Look through the data below and say how many of its lines contain "Number", adding nothing else.

##### Raw records #####

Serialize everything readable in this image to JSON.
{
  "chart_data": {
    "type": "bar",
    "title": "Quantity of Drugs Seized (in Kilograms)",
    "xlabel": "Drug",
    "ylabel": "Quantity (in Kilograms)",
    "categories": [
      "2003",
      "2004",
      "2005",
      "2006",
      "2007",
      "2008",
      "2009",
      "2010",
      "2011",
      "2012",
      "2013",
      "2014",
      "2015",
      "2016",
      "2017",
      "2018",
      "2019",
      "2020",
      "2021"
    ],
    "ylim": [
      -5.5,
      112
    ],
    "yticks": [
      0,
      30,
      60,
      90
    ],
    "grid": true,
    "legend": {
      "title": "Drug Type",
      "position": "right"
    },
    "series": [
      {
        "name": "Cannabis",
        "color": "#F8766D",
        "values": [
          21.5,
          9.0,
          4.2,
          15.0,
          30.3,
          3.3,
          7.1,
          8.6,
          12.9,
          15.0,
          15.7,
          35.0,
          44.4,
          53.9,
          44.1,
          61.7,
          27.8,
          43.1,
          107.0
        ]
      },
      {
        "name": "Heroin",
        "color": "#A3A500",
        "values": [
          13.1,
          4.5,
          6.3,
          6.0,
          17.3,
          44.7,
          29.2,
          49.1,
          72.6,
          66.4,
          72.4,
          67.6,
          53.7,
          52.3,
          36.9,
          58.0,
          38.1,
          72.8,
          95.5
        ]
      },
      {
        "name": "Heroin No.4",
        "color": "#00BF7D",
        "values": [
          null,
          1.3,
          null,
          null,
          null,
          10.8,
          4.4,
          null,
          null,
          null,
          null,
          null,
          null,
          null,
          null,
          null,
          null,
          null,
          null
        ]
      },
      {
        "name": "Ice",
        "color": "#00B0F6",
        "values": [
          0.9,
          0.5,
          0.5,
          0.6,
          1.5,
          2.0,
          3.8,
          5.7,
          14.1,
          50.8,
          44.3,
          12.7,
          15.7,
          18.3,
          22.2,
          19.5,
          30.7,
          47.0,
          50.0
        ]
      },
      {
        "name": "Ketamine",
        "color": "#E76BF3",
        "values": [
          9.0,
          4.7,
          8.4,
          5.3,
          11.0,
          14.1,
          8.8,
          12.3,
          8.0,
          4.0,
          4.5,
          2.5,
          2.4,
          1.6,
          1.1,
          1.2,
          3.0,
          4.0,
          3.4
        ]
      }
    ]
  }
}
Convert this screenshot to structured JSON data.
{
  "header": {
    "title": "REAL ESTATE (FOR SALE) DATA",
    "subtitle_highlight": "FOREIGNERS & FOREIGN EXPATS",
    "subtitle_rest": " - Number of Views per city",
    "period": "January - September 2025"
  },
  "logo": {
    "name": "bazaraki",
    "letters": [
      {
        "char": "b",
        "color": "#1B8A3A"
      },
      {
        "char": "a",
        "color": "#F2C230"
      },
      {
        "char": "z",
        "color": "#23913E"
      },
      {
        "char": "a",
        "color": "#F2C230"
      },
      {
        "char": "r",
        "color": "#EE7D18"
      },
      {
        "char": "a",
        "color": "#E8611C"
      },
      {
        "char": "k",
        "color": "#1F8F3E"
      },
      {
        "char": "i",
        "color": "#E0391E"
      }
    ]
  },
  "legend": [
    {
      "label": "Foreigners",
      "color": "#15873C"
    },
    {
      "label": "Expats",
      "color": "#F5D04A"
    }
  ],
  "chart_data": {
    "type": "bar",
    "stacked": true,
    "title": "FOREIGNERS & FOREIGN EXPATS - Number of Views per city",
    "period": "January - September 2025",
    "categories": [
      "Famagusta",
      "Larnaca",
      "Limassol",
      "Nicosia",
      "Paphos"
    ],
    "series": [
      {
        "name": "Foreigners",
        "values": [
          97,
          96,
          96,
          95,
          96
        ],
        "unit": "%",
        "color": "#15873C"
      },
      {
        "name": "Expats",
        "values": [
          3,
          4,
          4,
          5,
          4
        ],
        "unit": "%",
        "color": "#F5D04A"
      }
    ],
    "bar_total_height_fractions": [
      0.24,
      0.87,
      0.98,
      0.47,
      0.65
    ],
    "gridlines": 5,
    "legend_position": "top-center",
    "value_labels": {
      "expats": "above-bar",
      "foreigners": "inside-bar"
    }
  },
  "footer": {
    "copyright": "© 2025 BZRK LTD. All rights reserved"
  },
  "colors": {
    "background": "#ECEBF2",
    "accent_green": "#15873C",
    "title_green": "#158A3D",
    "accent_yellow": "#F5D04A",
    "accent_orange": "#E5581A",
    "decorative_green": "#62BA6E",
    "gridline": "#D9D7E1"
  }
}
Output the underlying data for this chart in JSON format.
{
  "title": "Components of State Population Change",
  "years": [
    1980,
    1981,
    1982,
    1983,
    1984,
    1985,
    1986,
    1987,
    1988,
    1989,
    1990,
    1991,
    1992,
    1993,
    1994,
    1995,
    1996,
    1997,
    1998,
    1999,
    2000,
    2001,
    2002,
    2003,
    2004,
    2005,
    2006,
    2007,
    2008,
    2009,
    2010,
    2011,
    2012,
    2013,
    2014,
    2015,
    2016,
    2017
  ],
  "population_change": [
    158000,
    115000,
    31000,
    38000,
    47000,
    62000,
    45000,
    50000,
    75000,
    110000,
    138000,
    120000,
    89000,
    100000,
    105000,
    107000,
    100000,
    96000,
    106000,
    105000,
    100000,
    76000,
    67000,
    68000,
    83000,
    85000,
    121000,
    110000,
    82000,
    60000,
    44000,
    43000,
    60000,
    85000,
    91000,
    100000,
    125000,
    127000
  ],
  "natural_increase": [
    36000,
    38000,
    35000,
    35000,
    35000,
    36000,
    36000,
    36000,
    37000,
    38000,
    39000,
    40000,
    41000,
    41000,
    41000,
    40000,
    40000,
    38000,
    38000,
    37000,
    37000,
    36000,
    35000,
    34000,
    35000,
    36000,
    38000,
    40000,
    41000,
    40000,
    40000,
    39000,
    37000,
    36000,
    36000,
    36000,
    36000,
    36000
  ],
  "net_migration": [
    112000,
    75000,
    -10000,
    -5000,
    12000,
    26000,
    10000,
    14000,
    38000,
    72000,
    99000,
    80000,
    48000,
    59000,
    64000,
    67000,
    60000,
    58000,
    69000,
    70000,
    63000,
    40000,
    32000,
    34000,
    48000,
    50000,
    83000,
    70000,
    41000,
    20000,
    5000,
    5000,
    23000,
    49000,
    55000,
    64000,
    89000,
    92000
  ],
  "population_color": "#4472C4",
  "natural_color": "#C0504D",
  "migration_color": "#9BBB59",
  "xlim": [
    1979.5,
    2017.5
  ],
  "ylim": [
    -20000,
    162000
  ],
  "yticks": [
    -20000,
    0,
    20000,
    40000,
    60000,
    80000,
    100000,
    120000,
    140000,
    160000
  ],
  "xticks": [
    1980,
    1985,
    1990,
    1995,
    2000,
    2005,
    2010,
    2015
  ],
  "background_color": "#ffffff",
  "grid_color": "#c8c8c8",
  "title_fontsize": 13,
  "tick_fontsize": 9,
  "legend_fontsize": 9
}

#####

__Final result__.
2